§ **What is needed**: From the records below, give the number of lines that contain the string "name", without any other text.
━━━ Data lines ━━━
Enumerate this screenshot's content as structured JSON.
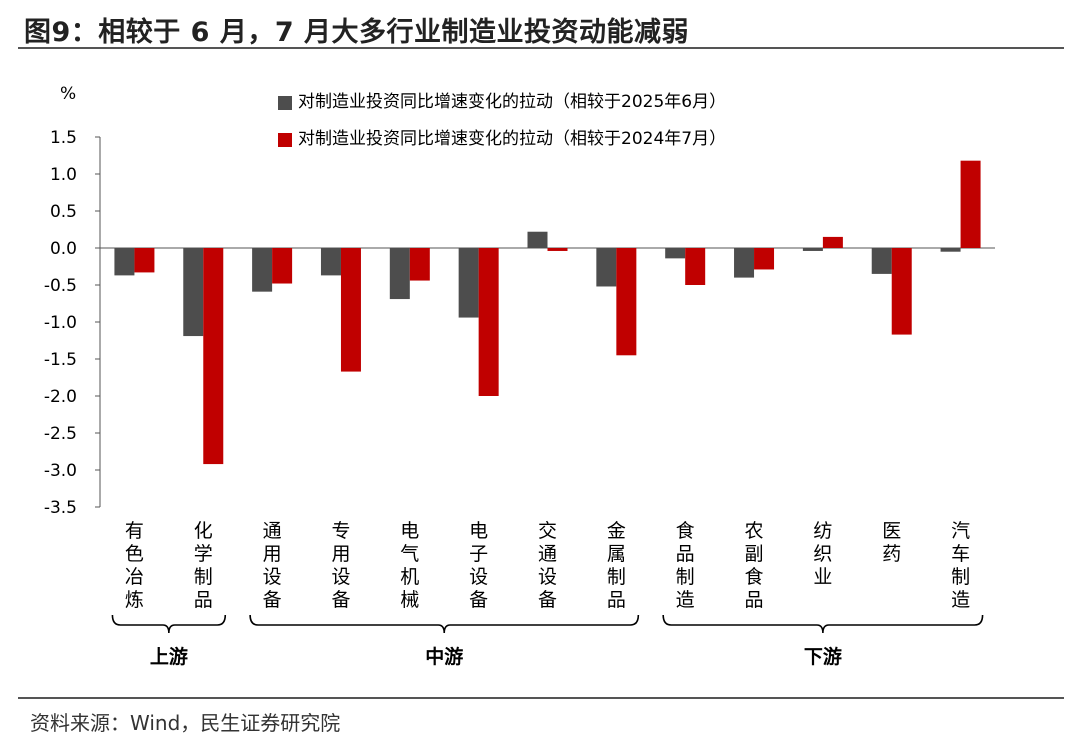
{
  "title": "图9：相较于 6 月，7 月大多行业制造业投资动能减弱",
  "source": "资料来源：Wind，民生证券研究院",
  "chart_data": {
    "type": "bar",
    "unit_label": "%",
    "categories": [
      "有色冶炼",
      "化学制品",
      "通用设备",
      "专用设备",
      "电气机械",
      "电子设备",
      "交通设备",
      "金属制品",
      "食品制造",
      "农副食品",
      "纺织业",
      "医药",
      "汽车制造"
    ],
    "series": [
      {
        "name": "对制造业投资同比增速变化的拉动（相较于2025年6月）",
        "color": "#4d4d4d",
        "values": [
          -0.37,
          -1.19,
          -0.59,
          -0.37,
          -0.69,
          -0.94,
          0.22,
          -0.52,
          -0.14,
          -0.4,
          -0.04,
          -0.35,
          -0.05
        ]
      },
      {
        "name": "对制造业投资同比增速变化的拉动（相较于2024年7月）",
        "color": "#c00000",
        "values": [
          -0.33,
          -2.92,
          -0.48,
          -1.67,
          -0.44,
          -2.0,
          -0.04,
          -1.45,
          -0.5,
          -0.29,
          0.15,
          -1.17,
          1.18
        ]
      }
    ],
    "ylim": [
      -3.5,
      1.5
    ],
    "yticks": [
      "1.5",
      "1.0",
      "0.5",
      "0.0",
      "-0.5",
      "-1.0",
      "-1.5",
      "-2.0",
      "-2.5",
      "-3.0",
      "-3.5"
    ],
    "groups": [
      {
        "label": "上游",
        "from": 0,
        "to": 1
      },
      {
        "label": "中游",
        "from": 2,
        "to": 7
      },
      {
        "label": "下游",
        "from": 8,
        "to": 12
      }
    ],
    "grid": false,
    "legend_position": "top"
  }
}
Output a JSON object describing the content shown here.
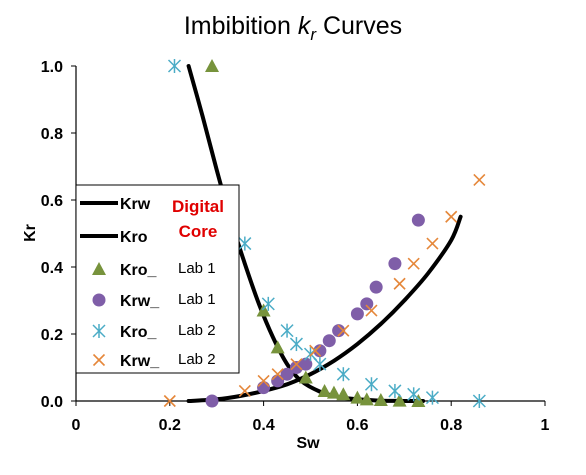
{
  "chart_data": {
    "type": "scatter",
    "title": "Imbibition",
    "title_symbol": "k",
    "title_symbol_sub": "r",
    "title_suffix": "Curves",
    "xlabel": "Sw",
    "ylabel": "Kr",
    "xlim": [
      0,
      1
    ],
    "ylim": [
      0,
      1
    ],
    "x_ticks": [
      "0",
      "0.2",
      "0.4",
      "0.6",
      "0.8",
      "1"
    ],
    "y_ticks": [
      "0.0",
      "0.2",
      "0.4",
      "0.6",
      "0.8",
      "1.0"
    ],
    "grid": false,
    "legend_position": "left",
    "annotation": [
      "Digital",
      "Core"
    ],
    "series": [
      {
        "name": "Krw",
        "kind": "line",
        "color": "#000000",
        "x": [
          0.24,
          0.3,
          0.35,
          0.4,
          0.45,
          0.5,
          0.55,
          0.6,
          0.65,
          0.7,
          0.75,
          0.8,
          0.82
        ],
        "y": [
          0.0,
          0.005,
          0.015,
          0.03,
          0.05,
          0.08,
          0.12,
          0.17,
          0.23,
          0.3,
          0.38,
          0.48,
          0.55
        ]
      },
      {
        "name": "Kro",
        "kind": "line",
        "color": "#000000",
        "x": [
          0.24,
          0.27,
          0.3,
          0.33,
          0.36,
          0.39,
          0.42,
          0.45,
          0.48,
          0.52,
          0.56,
          0.6,
          0.65,
          0.7,
          0.74
        ],
        "y": [
          1.0,
          0.85,
          0.69,
          0.54,
          0.41,
          0.29,
          0.19,
          0.11,
          0.06,
          0.028,
          0.012,
          0.005,
          0.001,
          0.0,
          0.0
        ]
      },
      {
        "name": "Kro_",
        "lab": "Lab 1",
        "kind": "triangle",
        "color": "#77933c",
        "x": [
          0.29,
          0.4,
          0.43,
          0.49,
          0.53,
          0.55,
          0.57,
          0.6,
          0.62,
          0.65,
          0.69,
          0.73
        ],
        "y": [
          1.0,
          0.27,
          0.16,
          0.07,
          0.03,
          0.025,
          0.02,
          0.01,
          0.005,
          0.003,
          0.001,
          0.0
        ]
      },
      {
        "name": "Krw_",
        "lab": "Lab 1",
        "kind": "circle",
        "color": "#7f5ea8",
        "x": [
          0.29,
          0.4,
          0.43,
          0.45,
          0.47,
          0.49,
          0.52,
          0.54,
          0.56,
          0.6,
          0.62,
          0.64,
          0.68,
          0.73
        ],
        "y": [
          0.0,
          0.04,
          0.06,
          0.08,
          0.1,
          0.11,
          0.15,
          0.18,
          0.21,
          0.26,
          0.29,
          0.34,
          0.41,
          0.54
        ]
      },
      {
        "name": "Kro_",
        "lab": "Lab 2",
        "kind": "asterisk",
        "color": "#4bacc6",
        "x": [
          0.21,
          0.36,
          0.41,
          0.45,
          0.47,
          0.5,
          0.52,
          0.57,
          0.63,
          0.68,
          0.72,
          0.76,
          0.86
        ],
        "y": [
          1.0,
          0.47,
          0.29,
          0.21,
          0.17,
          0.14,
          0.11,
          0.08,
          0.05,
          0.03,
          0.02,
          0.01,
          0.0
        ]
      },
      {
        "name": "Krw_",
        "lab": "Lab 2",
        "kind": "x",
        "color": "#e5873a",
        "x": [
          0.2,
          0.36,
          0.4,
          0.43,
          0.47,
          0.51,
          0.57,
          0.63,
          0.69,
          0.72,
          0.76,
          0.8,
          0.86
        ],
        "y": [
          0.0,
          0.03,
          0.06,
          0.08,
          0.11,
          0.15,
          0.21,
          0.27,
          0.35,
          0.41,
          0.47,
          0.55,
          0.66
        ]
      }
    ]
  }
}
━━━
§ **Solution to this task**: 8